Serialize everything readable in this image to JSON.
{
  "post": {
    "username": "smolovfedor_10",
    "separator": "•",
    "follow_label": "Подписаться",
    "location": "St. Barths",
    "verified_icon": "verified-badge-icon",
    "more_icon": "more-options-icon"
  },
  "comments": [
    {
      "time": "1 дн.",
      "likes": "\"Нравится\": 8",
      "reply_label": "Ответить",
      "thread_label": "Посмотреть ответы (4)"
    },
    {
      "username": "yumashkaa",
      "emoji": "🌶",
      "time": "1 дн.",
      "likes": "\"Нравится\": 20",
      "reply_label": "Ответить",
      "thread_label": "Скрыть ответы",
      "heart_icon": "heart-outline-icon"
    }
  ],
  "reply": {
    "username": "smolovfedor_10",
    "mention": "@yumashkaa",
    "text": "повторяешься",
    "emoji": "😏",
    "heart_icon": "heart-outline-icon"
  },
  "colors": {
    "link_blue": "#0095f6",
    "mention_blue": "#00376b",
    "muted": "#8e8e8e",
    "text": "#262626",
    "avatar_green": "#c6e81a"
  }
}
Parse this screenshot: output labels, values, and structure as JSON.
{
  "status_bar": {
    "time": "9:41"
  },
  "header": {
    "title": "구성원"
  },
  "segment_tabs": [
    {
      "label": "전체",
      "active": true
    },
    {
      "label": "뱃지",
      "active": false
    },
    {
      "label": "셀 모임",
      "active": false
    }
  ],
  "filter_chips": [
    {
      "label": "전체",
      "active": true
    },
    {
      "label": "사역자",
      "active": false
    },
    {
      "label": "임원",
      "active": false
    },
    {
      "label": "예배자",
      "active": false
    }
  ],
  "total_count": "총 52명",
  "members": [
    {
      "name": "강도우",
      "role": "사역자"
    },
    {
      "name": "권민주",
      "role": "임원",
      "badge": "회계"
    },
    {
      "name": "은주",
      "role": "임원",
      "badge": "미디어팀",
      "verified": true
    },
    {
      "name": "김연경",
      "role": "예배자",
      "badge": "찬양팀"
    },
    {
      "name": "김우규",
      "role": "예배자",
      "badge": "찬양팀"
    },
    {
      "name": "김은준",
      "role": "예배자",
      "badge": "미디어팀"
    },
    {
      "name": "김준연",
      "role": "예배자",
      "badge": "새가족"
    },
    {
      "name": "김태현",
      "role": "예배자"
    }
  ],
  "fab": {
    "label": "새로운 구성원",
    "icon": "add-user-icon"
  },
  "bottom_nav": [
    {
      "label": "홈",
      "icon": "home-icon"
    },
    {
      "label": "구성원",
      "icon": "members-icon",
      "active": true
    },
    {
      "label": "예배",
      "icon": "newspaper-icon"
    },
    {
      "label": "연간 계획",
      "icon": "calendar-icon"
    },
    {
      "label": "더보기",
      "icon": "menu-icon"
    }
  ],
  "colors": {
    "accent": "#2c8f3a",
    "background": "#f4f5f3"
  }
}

════

Repeat word for word each line from the one with "Parse this screenshot: output" to the end of the records above, inclusive.

• _Response below_:
Parse this screenshot: output labels, values, and structure as JSON.
{
  "status_bar": {
    "time": "9:41"
  },
  "header": {
    "title": "구성원"
  },
  "segment_tabs": [
    {
      "label": "전체",
      "active": true
    },
    {
      "label": "뱃지",
      "active": false
    },
    {
      "label": "셀 모임",
      "active": false
    }
  ],
  "filter_chips": [
    {
      "label": "전체",
      "active": true
    },
    {
      "label": "사역자",
      "active": false
    },
    {
      "label": "임원",
      "active": false
    },
    {
      "label": "예배자",
      "active": false
    }
  ],
  "total_count": "총 52명",
  "members": [
    {
      "name": "강도우",
      "role": "사역자"
    },
    {
      "name": "권민주",
      "role": "임원",
      "badge": "회계"
    },
    {
      "name": "은주",
      "role": "임원",
      "badge": "미디어팀",
      "verified": true
    },
    {
      "name": "김연경",
      "role": "예배자",
      "badge": "찬양팀"
    },
    {
      "name": "김우규",
      "role": "예배자",
      "badge": "찬양팀"
    },
    {
      "name": "김은준",
      "role": "예배자",
      "badge": "미디어팀"
    },
    {
      "name": "김준연",
      "role": "예배자",
      "badge": "새가족"
    },
    {
      "name": "김태현",
      "role": "예배자"
    }
  ],
  "fab": {
    "label": "새로운 구성원",
    "icon": "add-user-icon"
  },
  "bottom_nav": [
    {
      "label": "홈",
      "icon": "home-icon"
    },
    {
      "label": "구성원",
      "icon": "members-icon",
      "active": true
    },
    {
      "label": "예배",
      "icon": "newspaper-icon"
    },
    {
      "label": "연간 계획",
      "icon": "calendar-icon"
    },
    {
      "label": "더보기",
      "icon": "menu-icon"
    }
  ],
  "colors": {
    "accent": "#2c8f3a",
    "background": "#f4f5f3"
  }
}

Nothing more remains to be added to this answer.